*RECORDS FOR THIS EXERCISE*

=====

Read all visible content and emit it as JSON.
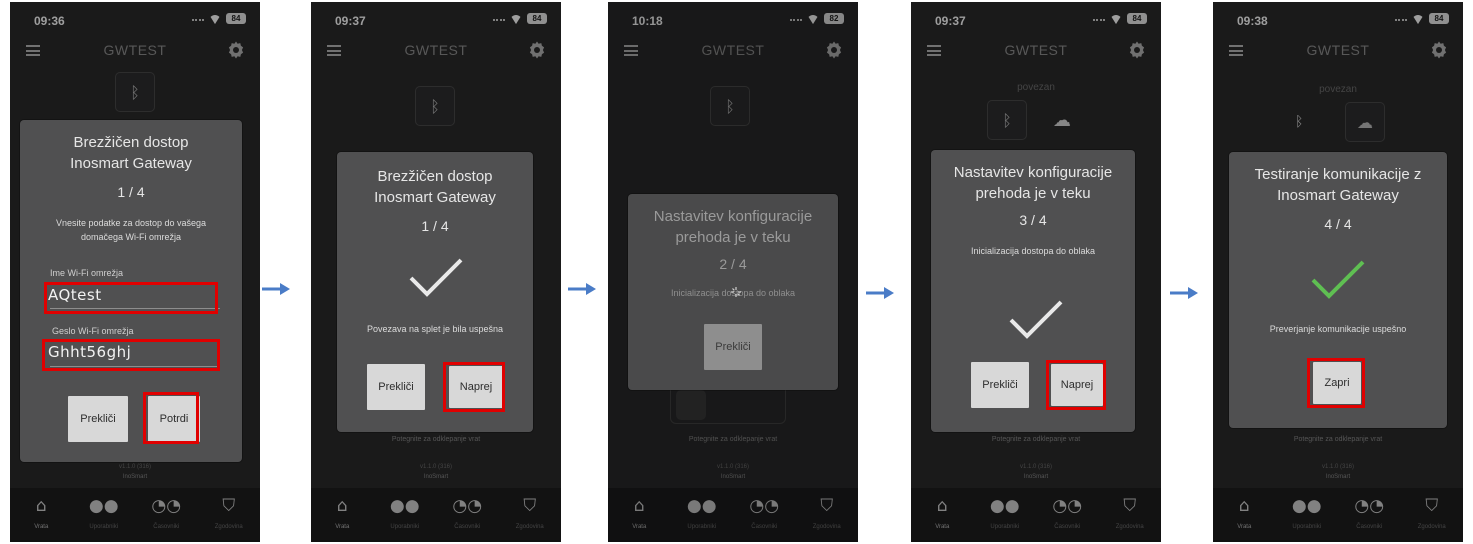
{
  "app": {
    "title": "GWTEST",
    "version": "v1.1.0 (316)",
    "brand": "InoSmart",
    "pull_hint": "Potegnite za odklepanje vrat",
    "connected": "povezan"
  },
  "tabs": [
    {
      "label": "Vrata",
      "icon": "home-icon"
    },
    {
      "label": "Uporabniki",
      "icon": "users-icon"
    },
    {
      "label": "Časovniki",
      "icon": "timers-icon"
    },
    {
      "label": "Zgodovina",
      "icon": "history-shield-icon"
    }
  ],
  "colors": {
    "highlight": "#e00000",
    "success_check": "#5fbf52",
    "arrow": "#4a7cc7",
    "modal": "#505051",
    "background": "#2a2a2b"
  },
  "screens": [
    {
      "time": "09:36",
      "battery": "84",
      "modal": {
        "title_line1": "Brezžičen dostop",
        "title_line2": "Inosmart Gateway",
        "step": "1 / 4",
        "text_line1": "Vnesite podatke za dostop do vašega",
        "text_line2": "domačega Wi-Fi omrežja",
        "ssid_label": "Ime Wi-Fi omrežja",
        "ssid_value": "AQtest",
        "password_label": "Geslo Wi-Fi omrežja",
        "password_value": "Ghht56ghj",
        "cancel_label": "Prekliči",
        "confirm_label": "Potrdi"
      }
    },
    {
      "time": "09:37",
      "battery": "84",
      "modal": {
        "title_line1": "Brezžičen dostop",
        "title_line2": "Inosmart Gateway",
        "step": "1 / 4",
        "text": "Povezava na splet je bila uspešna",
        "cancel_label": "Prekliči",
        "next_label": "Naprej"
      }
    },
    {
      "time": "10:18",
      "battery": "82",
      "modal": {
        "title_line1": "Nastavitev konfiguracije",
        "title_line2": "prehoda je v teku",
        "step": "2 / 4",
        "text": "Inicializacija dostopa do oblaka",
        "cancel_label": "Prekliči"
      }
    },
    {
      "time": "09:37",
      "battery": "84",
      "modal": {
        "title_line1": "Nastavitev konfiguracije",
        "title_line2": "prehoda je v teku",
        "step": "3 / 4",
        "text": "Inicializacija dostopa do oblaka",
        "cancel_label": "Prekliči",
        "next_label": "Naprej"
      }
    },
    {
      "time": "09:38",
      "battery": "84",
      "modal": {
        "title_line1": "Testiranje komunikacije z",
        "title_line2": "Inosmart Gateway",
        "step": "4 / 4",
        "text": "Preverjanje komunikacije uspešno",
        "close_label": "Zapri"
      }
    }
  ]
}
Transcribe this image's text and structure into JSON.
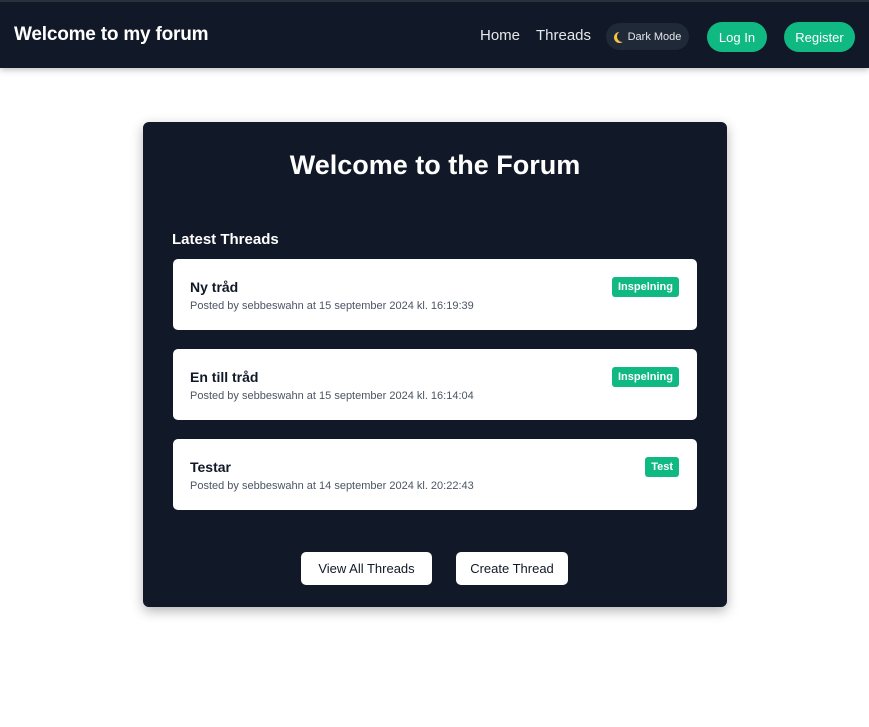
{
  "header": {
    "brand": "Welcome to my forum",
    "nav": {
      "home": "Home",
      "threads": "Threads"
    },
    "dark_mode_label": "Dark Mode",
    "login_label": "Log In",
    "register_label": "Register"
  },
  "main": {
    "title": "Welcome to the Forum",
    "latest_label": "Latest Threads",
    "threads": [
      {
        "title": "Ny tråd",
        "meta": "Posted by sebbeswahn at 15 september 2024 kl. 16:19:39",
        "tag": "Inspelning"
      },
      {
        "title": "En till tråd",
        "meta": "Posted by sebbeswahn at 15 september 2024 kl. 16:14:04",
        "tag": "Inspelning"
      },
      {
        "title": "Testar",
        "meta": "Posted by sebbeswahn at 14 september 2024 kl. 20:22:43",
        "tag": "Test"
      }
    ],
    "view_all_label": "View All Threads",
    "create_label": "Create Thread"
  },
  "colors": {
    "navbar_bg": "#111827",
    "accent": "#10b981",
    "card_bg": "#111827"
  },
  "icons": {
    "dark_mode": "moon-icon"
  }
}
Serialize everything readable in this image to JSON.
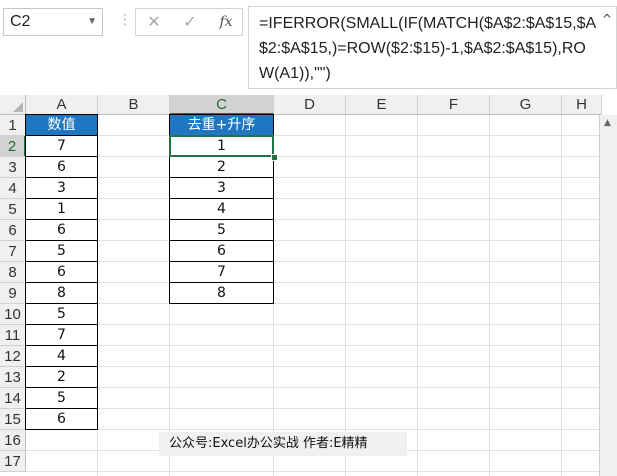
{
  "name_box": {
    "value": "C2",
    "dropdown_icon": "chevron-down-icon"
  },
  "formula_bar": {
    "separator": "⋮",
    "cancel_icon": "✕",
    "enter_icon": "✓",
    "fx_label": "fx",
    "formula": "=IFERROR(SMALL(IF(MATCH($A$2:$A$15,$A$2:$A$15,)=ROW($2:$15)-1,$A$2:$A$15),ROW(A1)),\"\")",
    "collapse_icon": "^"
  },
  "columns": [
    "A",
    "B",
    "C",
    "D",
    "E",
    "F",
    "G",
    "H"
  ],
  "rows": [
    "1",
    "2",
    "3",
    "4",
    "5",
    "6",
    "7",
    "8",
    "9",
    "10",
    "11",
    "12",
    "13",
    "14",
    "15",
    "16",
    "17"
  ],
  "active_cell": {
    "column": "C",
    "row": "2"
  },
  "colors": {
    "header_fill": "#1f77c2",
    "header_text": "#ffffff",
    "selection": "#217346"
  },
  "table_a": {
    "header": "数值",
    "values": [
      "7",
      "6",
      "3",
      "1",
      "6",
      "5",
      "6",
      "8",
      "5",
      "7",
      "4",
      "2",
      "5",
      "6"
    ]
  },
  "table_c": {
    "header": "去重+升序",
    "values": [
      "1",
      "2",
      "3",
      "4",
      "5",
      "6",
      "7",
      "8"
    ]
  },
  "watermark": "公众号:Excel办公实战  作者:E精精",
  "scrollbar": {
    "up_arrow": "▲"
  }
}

=====

*EXERCISE REQUIREMENTS*
Copy out all the data without changing anything, and drop the pictures.

*FINISHED TASK*
Read all visible content and emit it as JSON.
{
  "app": {
    "title": "GWTEST",
    "version": "v1.1.0 (316)",
    "brand": "InoSmart",
    "pull_hint": "Potegnite za odklepanje vrat",
    "connected": "povezan"
  },
  "tabs": [
    {
      "label": "Vrata",
      "icon": "home-icon"
    },
    {
      "label": "Uporabniki",
      "icon": "users-icon"
    },
    {
      "label": "Časovniki",
      "icon": "timers-icon"
    },
    {
      "label": "Zgodovina",
      "icon": "history-shield-icon"
    }
  ],
  "colors": {
    "highlight": "#e00000",
    "success_check": "#5fbf52",
    "arrow": "#4a7cc7",
    "modal": "#505051",
    "background": "#2a2a2b"
  },
  "screens": [
    {
      "time": "09:36",
      "battery": "84",
      "modal": {
        "title_line1": "Brezžičen dostop",
        "title_line2": "Inosmart Gateway",
        "step": "1 / 4",
        "text_line1": "Vnesite podatke za dostop do vašega",
        "text_line2": "domačega Wi-Fi omrežja",
        "ssid_label": "Ime Wi-Fi omrežja",
        "ssid_value": "AQtest",
        "password_label": "Geslo Wi-Fi omrežja",
        "password_value": "Ghht56ghj",
        "cancel_label": "Prekliči",
        "confirm_label": "Potrdi"
      }
    },
    {
      "time": "09:37",
      "battery": "84",
      "modal": {
        "title_line1": "Brezžičen dostop",
        "title_line2": "Inosmart Gateway",
        "step": "1 / 4",
        "text": "Povezava na splet je bila uspešna",
        "cancel_label": "Prekliči",
        "next_label": "Naprej"
      }
    },
    {
      "time": "10:18",
      "battery": "82",
      "modal": {
        "title_line1": "Nastavitev konfiguracije",
        "title_line2": "prehoda je v teku",
        "step": "2 / 4",
        "text": "Inicializacija dostopa do oblaka",
        "cancel_label": "Prekliči"
      }
    },
    {
      "time": "09:37",
      "battery": "84",
      "modal": {
        "title_line1": "Nastavitev konfiguracije",
        "title_line2": "prehoda je v teku",
        "step": "3 / 4",
        "text": "Inicializacija dostopa do oblaka",
        "cancel_label": "Prekliči",
        "next_label": "Naprej"
      }
    },
    {
      "time": "09:38",
      "battery": "84",
      "modal": {
        "title_line1": "Testiranje komunikacije z",
        "title_line2": "Inosmart Gateway",
        "step": "4 / 4",
        "text": "Preverjanje komunikacije uspešno",
        "close_label": "Zapri"
      }
    }
  ]
}
Transcribe this image's text and structure into JSON.
{
  "header": {
    "brand": "Welcome to my forum",
    "nav": {
      "home": "Home",
      "threads": "Threads"
    },
    "dark_mode_label": "Dark Mode",
    "login_label": "Log In",
    "register_label": "Register"
  },
  "main": {
    "title": "Welcome to the Forum",
    "latest_label": "Latest Threads",
    "threads": [
      {
        "title": "Ny tråd",
        "meta": "Posted by sebbeswahn at 15 september 2024 kl. 16:19:39",
        "tag": "Inspelning"
      },
      {
        "title": "En till tråd",
        "meta": "Posted by sebbeswahn at 15 september 2024 kl. 16:14:04",
        "tag": "Inspelning"
      },
      {
        "title": "Testar",
        "meta": "Posted by sebbeswahn at 14 september 2024 kl. 20:22:43",
        "tag": "Test"
      }
    ],
    "view_all_label": "View All Threads",
    "create_label": "Create Thread"
  },
  "colors": {
    "navbar_bg": "#111827",
    "accent": "#10b981",
    "card_bg": "#111827"
  },
  "icons": {
    "dark_mode": "moon-icon"
  }
}
Serialize everything readable in this image to JSON.
{
  "name_box": {
    "value": "C2",
    "dropdown_icon": "chevron-down-icon"
  },
  "formula_bar": {
    "separator": "⋮",
    "cancel_icon": "✕",
    "enter_icon": "✓",
    "fx_label": "fx",
    "formula": "=IFERROR(SMALL(IF(MATCH($A$2:$A$15,$A$2:$A$15,)=ROW($2:$15)-1,$A$2:$A$15),ROW(A1)),\"\")",
    "collapse_icon": "^"
  },
  "columns": [
    "A",
    "B",
    "C",
    "D",
    "E",
    "F",
    "G",
    "H"
  ],
  "rows": [
    "1",
    "2",
    "3",
    "4",
    "5",
    "6",
    "7",
    "8",
    "9",
    "10",
    "11",
    "12",
    "13",
    "14",
    "15",
    "16",
    "17"
  ],
  "active_cell": {
    "column": "C",
    "row": "2"
  },
  "colors": {
    "header_fill": "#1f77c2",
    "header_text": "#ffffff",
    "selection": "#217346"
  },
  "table_a": {
    "header": "数值",
    "values": [
      "7",
      "6",
      "3",
      "1",
      "6",
      "5",
      "6",
      "8",
      "5",
      "7",
      "4",
      "2",
      "5",
      "6"
    ]
  },
  "table_c": {
    "header": "去重+升序",
    "values": [
      "1",
      "2",
      "3",
      "4",
      "5",
      "6",
      "7",
      "8"
    ]
  },
  "watermark": "公众号:Excel办公实战  作者:E精精",
  "scrollbar": {
    "up_arrow": "▲"
  }
}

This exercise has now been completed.